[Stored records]
══════════

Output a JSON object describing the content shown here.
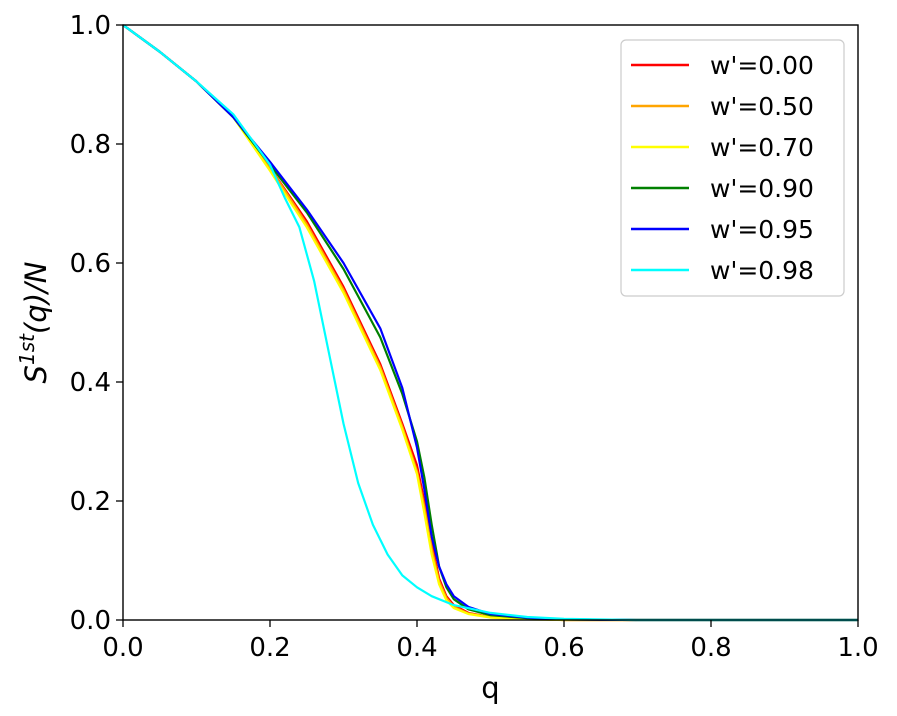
{
  "chart_data": {
    "type": "line",
    "xlabel": "q",
    "ylabel": "S^{1st}(q)/N",
    "ylabel_parts": {
      "base": "S",
      "sup": "1st",
      "rest": "(q)/N"
    },
    "xlim": [
      0.0,
      1.0
    ],
    "ylim": [
      0.0,
      1.0
    ],
    "xticks": [
      "0.0",
      "0.2",
      "0.4",
      "0.6",
      "0.8",
      "1.0"
    ],
    "yticks": [
      "0.0",
      "0.2",
      "0.4",
      "0.6",
      "0.8",
      "1.0"
    ],
    "grid": false,
    "legend_position": "top-right",
    "series": [
      {
        "name": "w'=0.00",
        "color": "#ff0000",
        "x": [
          0.0,
          0.05,
          0.1,
          0.15,
          0.2,
          0.25,
          0.3,
          0.35,
          0.38,
          0.4,
          0.41,
          0.42,
          0.43,
          0.44,
          0.45,
          0.47,
          0.5,
          0.55,
          0.6,
          0.7,
          0.8,
          1.0
        ],
        "y": [
          1.0,
          0.955,
          0.905,
          0.845,
          0.76,
          0.67,
          0.56,
          0.43,
          0.33,
          0.26,
          0.2,
          0.13,
          0.07,
          0.04,
          0.025,
          0.012,
          0.005,
          0.002,
          0.0,
          0.0,
          0.0,
          0.0
        ]
      },
      {
        "name": "w'=0.50",
        "color": "#ffa500",
        "x": [
          0.0,
          0.05,
          0.1,
          0.15,
          0.2,
          0.25,
          0.3,
          0.35,
          0.38,
          0.4,
          0.41,
          0.42,
          0.43,
          0.44,
          0.45,
          0.47,
          0.5,
          0.55,
          0.6,
          0.7,
          0.8,
          1.0
        ],
        "y": [
          1.0,
          0.955,
          0.905,
          0.845,
          0.76,
          0.665,
          0.555,
          0.425,
          0.325,
          0.25,
          0.19,
          0.12,
          0.065,
          0.037,
          0.022,
          0.011,
          0.005,
          0.002,
          0.0,
          0.0,
          0.0,
          0.0
        ]
      },
      {
        "name": "w'=0.70",
        "color": "#ffff00",
        "x": [
          0.0,
          0.05,
          0.1,
          0.15,
          0.2,
          0.25,
          0.3,
          0.35,
          0.38,
          0.4,
          0.41,
          0.42,
          0.43,
          0.44,
          0.45,
          0.47,
          0.5,
          0.55,
          0.6,
          0.7,
          0.8,
          1.0
        ],
        "y": [
          1.0,
          0.955,
          0.905,
          0.845,
          0.755,
          0.66,
          0.55,
          0.42,
          0.32,
          0.245,
          0.18,
          0.11,
          0.06,
          0.033,
          0.02,
          0.01,
          0.004,
          0.001,
          0.0,
          0.0,
          0.0,
          0.0
        ]
      },
      {
        "name": "w'=0.90",
        "color": "#008000",
        "x": [
          0.0,
          0.05,
          0.1,
          0.15,
          0.2,
          0.25,
          0.3,
          0.35,
          0.38,
          0.4,
          0.41,
          0.42,
          0.43,
          0.44,
          0.45,
          0.47,
          0.5,
          0.55,
          0.6,
          0.7,
          0.8,
          1.0
        ],
        "y": [
          1.0,
          0.955,
          0.905,
          0.845,
          0.765,
          0.685,
          0.59,
          0.475,
          0.38,
          0.3,
          0.24,
          0.16,
          0.09,
          0.055,
          0.035,
          0.018,
          0.008,
          0.003,
          0.001,
          0.0,
          0.0,
          0.0
        ]
      },
      {
        "name": "w'=0.95",
        "color": "#0000ff",
        "x": [
          0.0,
          0.05,
          0.1,
          0.15,
          0.2,
          0.25,
          0.3,
          0.35,
          0.38,
          0.4,
          0.41,
          0.42,
          0.43,
          0.44,
          0.45,
          0.47,
          0.5,
          0.55,
          0.6,
          0.7,
          0.8,
          1.0
        ],
        "y": [
          1.0,
          0.955,
          0.905,
          0.845,
          0.77,
          0.69,
          0.6,
          0.49,
          0.39,
          0.29,
          0.22,
          0.14,
          0.09,
          0.06,
          0.04,
          0.022,
          0.01,
          0.004,
          0.001,
          0.0,
          0.0,
          0.0
        ]
      },
      {
        "name": "w'=0.98",
        "color": "#00ffff",
        "x": [
          0.0,
          0.05,
          0.1,
          0.15,
          0.2,
          0.22,
          0.24,
          0.26,
          0.28,
          0.3,
          0.32,
          0.34,
          0.36,
          0.38,
          0.4,
          0.42,
          0.45,
          0.5,
          0.55,
          0.6,
          0.7,
          0.8,
          1.0
        ],
        "y": [
          1.0,
          0.955,
          0.905,
          0.85,
          0.765,
          0.71,
          0.66,
          0.57,
          0.45,
          0.33,
          0.23,
          0.16,
          0.11,
          0.075,
          0.055,
          0.04,
          0.025,
          0.012,
          0.005,
          0.002,
          0.0,
          0.0,
          0.0
        ]
      }
    ]
  }
}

══════════

Exercise objective:
Quote all the records verbatim, dropping any pictures from your copy.

Exercise answer:
Output a JSON object describing the content shown here.
{
  "chart_data": {
    "type": "line",
    "xlabel": "q",
    "ylabel": "S^{1st}(q)/N",
    "ylabel_parts": {
      "base": "S",
      "sup": "1st",
      "rest": "(q)/N"
    },
    "xlim": [
      0.0,
      1.0
    ],
    "ylim": [
      0.0,
      1.0
    ],
    "xticks": [
      "0.0",
      "0.2",
      "0.4",
      "0.6",
      "0.8",
      "1.0"
    ],
    "yticks": [
      "0.0",
      "0.2",
      "0.4",
      "0.6",
      "0.8",
      "1.0"
    ],
    "grid": false,
    "legend_position": "top-right",
    "series": [
      {
        "name": "w'=0.00",
        "color": "#ff0000",
        "x": [
          0.0,
          0.05,
          0.1,
          0.15,
          0.2,
          0.25,
          0.3,
          0.35,
          0.38,
          0.4,
          0.41,
          0.42,
          0.43,
          0.44,
          0.45,
          0.47,
          0.5,
          0.55,
          0.6,
          0.7,
          0.8,
          1.0
        ],
        "y": [
          1.0,
          0.955,
          0.905,
          0.845,
          0.76,
          0.67,
          0.56,
          0.43,
          0.33,
          0.26,
          0.2,
          0.13,
          0.07,
          0.04,
          0.025,
          0.012,
          0.005,
          0.002,
          0.0,
          0.0,
          0.0,
          0.0
        ]
      },
      {
        "name": "w'=0.50",
        "color": "#ffa500",
        "x": [
          0.0,
          0.05,
          0.1,
          0.15,
          0.2,
          0.25,
          0.3,
          0.35,
          0.38,
          0.4,
          0.41,
          0.42,
          0.43,
          0.44,
          0.45,
          0.47,
          0.5,
          0.55,
          0.6,
          0.7,
          0.8,
          1.0
        ],
        "y": [
          1.0,
          0.955,
          0.905,
          0.845,
          0.76,
          0.665,
          0.555,
          0.425,
          0.325,
          0.25,
          0.19,
          0.12,
          0.065,
          0.037,
          0.022,
          0.011,
          0.005,
          0.002,
          0.0,
          0.0,
          0.0,
          0.0
        ]
      },
      {
        "name": "w'=0.70",
        "color": "#ffff00",
        "x": [
          0.0,
          0.05,
          0.1,
          0.15,
          0.2,
          0.25,
          0.3,
          0.35,
          0.38,
          0.4,
          0.41,
          0.42,
          0.43,
          0.44,
          0.45,
          0.47,
          0.5,
          0.55,
          0.6,
          0.7,
          0.8,
          1.0
        ],
        "y": [
          1.0,
          0.955,
          0.905,
          0.845,
          0.755,
          0.66,
          0.55,
          0.42,
          0.32,
          0.245,
          0.18,
          0.11,
          0.06,
          0.033,
          0.02,
          0.01,
          0.004,
          0.001,
          0.0,
          0.0,
          0.0,
          0.0
        ]
      },
      {
        "name": "w'=0.90",
        "color": "#008000",
        "x": [
          0.0,
          0.05,
          0.1,
          0.15,
          0.2,
          0.25,
          0.3,
          0.35,
          0.38,
          0.4,
          0.41,
          0.42,
          0.43,
          0.44,
          0.45,
          0.47,
          0.5,
          0.55,
          0.6,
          0.7,
          0.8,
          1.0
        ],
        "y": [
          1.0,
          0.955,
          0.905,
          0.845,
          0.765,
          0.685,
          0.59,
          0.475,
          0.38,
          0.3,
          0.24,
          0.16,
          0.09,
          0.055,
          0.035,
          0.018,
          0.008,
          0.003,
          0.001,
          0.0,
          0.0,
          0.0
        ]
      },
      {
        "name": "w'=0.95",
        "color": "#0000ff",
        "x": [
          0.0,
          0.05,
          0.1,
          0.15,
          0.2,
          0.25,
          0.3,
          0.35,
          0.38,
          0.4,
          0.41,
          0.42,
          0.43,
          0.44,
          0.45,
          0.47,
          0.5,
          0.55,
          0.6,
          0.7,
          0.8,
          1.0
        ],
        "y": [
          1.0,
          0.955,
          0.905,
          0.845,
          0.77,
          0.69,
          0.6,
          0.49,
          0.39,
          0.29,
          0.22,
          0.14,
          0.09,
          0.06,
          0.04,
          0.022,
          0.01,
          0.004,
          0.001,
          0.0,
          0.0,
          0.0
        ]
      },
      {
        "name": "w'=0.98",
        "color": "#00ffff",
        "x": [
          0.0,
          0.05,
          0.1,
          0.15,
          0.2,
          0.22,
          0.24,
          0.26,
          0.28,
          0.3,
          0.32,
          0.34,
          0.36,
          0.38,
          0.4,
          0.42,
          0.45,
          0.5,
          0.55,
          0.6,
          0.7,
          0.8,
          1.0
        ],
        "y": [
          1.0,
          0.955,
          0.905,
          0.85,
          0.765,
          0.71,
          0.66,
          0.57,
          0.45,
          0.33,
          0.23,
          0.16,
          0.11,
          0.075,
          0.055,
          0.04,
          0.025,
          0.012,
          0.005,
          0.002,
          0.0,
          0.0,
          0.0
        ]
      }
    ]
  }
}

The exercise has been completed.